Records from a data collection
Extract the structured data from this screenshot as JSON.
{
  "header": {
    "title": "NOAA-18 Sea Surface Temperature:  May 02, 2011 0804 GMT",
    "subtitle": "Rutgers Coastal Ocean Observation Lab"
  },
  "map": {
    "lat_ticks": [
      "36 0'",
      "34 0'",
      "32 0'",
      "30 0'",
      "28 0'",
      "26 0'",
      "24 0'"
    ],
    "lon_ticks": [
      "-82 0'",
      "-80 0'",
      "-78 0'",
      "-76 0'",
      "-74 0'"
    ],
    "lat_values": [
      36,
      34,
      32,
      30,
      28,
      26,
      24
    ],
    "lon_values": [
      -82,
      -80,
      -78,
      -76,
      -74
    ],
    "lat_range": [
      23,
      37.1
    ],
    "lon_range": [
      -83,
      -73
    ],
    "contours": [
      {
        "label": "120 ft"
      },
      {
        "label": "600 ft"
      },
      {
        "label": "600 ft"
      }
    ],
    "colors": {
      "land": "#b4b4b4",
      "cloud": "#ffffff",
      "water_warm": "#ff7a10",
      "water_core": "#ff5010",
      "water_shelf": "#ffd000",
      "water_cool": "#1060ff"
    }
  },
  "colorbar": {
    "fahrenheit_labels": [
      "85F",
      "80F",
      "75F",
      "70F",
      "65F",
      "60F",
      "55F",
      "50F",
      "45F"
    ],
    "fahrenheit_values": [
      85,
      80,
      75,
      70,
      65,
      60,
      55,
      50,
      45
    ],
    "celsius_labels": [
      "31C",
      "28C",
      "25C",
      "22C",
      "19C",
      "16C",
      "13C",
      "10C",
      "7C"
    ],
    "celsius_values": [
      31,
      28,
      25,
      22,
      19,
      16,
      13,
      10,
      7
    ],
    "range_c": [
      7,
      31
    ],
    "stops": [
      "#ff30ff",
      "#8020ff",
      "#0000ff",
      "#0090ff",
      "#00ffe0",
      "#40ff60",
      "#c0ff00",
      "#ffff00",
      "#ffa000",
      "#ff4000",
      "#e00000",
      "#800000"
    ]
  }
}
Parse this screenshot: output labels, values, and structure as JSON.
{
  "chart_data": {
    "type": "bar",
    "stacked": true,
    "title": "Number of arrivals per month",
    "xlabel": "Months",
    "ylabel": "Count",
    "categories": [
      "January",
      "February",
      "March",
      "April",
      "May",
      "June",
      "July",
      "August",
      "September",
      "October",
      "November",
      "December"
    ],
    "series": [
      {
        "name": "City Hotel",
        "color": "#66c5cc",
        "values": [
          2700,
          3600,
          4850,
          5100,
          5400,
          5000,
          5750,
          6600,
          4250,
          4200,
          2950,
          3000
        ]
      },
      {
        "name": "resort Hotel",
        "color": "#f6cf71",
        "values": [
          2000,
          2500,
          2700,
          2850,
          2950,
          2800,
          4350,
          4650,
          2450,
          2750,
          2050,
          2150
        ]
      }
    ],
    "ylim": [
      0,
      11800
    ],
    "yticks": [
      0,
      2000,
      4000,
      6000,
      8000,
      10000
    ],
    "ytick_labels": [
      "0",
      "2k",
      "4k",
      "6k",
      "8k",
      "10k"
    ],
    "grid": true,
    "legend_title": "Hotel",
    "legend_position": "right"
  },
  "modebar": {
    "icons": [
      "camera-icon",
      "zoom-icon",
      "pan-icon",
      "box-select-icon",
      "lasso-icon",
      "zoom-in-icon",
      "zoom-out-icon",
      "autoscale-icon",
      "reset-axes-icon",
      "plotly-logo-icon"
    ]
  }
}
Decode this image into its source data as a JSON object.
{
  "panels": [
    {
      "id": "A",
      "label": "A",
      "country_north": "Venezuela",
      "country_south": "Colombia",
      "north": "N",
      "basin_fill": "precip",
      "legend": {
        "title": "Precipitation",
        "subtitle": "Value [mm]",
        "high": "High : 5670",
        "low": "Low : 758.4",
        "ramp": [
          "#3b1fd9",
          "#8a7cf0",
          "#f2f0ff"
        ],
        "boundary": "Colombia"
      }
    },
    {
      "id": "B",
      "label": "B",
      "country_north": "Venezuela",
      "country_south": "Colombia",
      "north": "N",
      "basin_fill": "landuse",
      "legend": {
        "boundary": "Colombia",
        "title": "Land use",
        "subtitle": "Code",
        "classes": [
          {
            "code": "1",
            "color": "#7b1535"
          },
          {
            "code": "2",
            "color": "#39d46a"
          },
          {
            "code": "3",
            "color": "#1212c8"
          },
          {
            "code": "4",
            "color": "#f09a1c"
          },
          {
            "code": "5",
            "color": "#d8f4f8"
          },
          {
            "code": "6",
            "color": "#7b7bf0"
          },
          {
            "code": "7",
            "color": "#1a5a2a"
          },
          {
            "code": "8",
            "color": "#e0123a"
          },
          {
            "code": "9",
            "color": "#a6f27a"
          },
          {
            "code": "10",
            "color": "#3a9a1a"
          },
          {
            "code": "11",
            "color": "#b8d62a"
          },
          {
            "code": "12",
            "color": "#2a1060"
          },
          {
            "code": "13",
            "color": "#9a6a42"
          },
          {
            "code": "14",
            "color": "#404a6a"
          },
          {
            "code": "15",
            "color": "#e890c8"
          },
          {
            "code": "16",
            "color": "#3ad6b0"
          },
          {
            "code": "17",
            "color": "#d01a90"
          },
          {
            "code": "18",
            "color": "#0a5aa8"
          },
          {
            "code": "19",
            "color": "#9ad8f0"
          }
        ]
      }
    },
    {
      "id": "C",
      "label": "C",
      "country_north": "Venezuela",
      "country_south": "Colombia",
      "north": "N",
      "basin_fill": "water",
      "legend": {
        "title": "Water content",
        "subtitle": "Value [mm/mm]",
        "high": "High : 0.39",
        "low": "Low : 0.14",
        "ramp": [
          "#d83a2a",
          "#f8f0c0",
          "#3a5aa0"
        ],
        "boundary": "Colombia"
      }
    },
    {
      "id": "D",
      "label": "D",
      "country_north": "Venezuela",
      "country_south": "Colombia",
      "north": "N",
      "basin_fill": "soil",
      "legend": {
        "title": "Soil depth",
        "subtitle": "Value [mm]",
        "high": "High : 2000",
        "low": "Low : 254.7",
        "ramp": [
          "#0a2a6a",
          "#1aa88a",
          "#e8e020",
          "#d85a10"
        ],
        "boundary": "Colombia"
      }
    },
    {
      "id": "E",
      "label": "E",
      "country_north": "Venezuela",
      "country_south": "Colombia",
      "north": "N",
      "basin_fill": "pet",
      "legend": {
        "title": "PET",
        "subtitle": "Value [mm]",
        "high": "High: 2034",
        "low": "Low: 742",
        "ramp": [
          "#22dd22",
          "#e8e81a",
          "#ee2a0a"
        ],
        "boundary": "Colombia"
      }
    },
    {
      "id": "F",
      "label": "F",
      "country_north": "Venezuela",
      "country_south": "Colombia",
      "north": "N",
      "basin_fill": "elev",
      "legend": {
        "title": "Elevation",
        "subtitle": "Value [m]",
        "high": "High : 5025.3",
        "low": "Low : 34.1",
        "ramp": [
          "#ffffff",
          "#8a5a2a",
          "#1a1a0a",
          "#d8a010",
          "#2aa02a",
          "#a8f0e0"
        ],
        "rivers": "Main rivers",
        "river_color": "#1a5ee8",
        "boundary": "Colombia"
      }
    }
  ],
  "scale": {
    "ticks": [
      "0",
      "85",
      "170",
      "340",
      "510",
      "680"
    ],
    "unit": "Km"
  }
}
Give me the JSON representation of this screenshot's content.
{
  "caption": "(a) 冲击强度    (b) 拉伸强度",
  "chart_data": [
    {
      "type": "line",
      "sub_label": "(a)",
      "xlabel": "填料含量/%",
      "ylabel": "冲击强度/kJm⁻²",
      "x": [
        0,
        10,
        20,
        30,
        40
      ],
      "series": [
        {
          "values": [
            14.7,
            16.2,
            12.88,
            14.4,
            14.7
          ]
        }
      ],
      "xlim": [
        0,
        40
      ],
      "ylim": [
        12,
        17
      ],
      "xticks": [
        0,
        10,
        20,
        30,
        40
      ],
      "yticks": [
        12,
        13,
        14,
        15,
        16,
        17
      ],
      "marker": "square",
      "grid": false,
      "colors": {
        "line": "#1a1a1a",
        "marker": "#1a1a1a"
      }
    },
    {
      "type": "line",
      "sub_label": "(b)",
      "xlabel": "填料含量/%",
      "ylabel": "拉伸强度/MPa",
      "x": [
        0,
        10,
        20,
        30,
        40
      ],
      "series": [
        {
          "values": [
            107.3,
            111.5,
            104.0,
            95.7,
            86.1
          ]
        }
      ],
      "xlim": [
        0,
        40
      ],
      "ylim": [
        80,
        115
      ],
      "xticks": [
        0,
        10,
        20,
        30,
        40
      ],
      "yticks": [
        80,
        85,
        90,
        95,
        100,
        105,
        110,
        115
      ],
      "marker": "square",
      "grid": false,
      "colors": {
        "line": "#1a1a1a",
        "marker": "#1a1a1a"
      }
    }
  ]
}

PROBLEM: Pull out all lines containing "JSON".

FULL RESPONSE:
Extract the structured data from this screenshot as JSON.
Parse this screenshot: output labels, values, and structure as JSON.
Decode this image into its source data as a JSON object.
Give me the JSON representation of this screenshot's content.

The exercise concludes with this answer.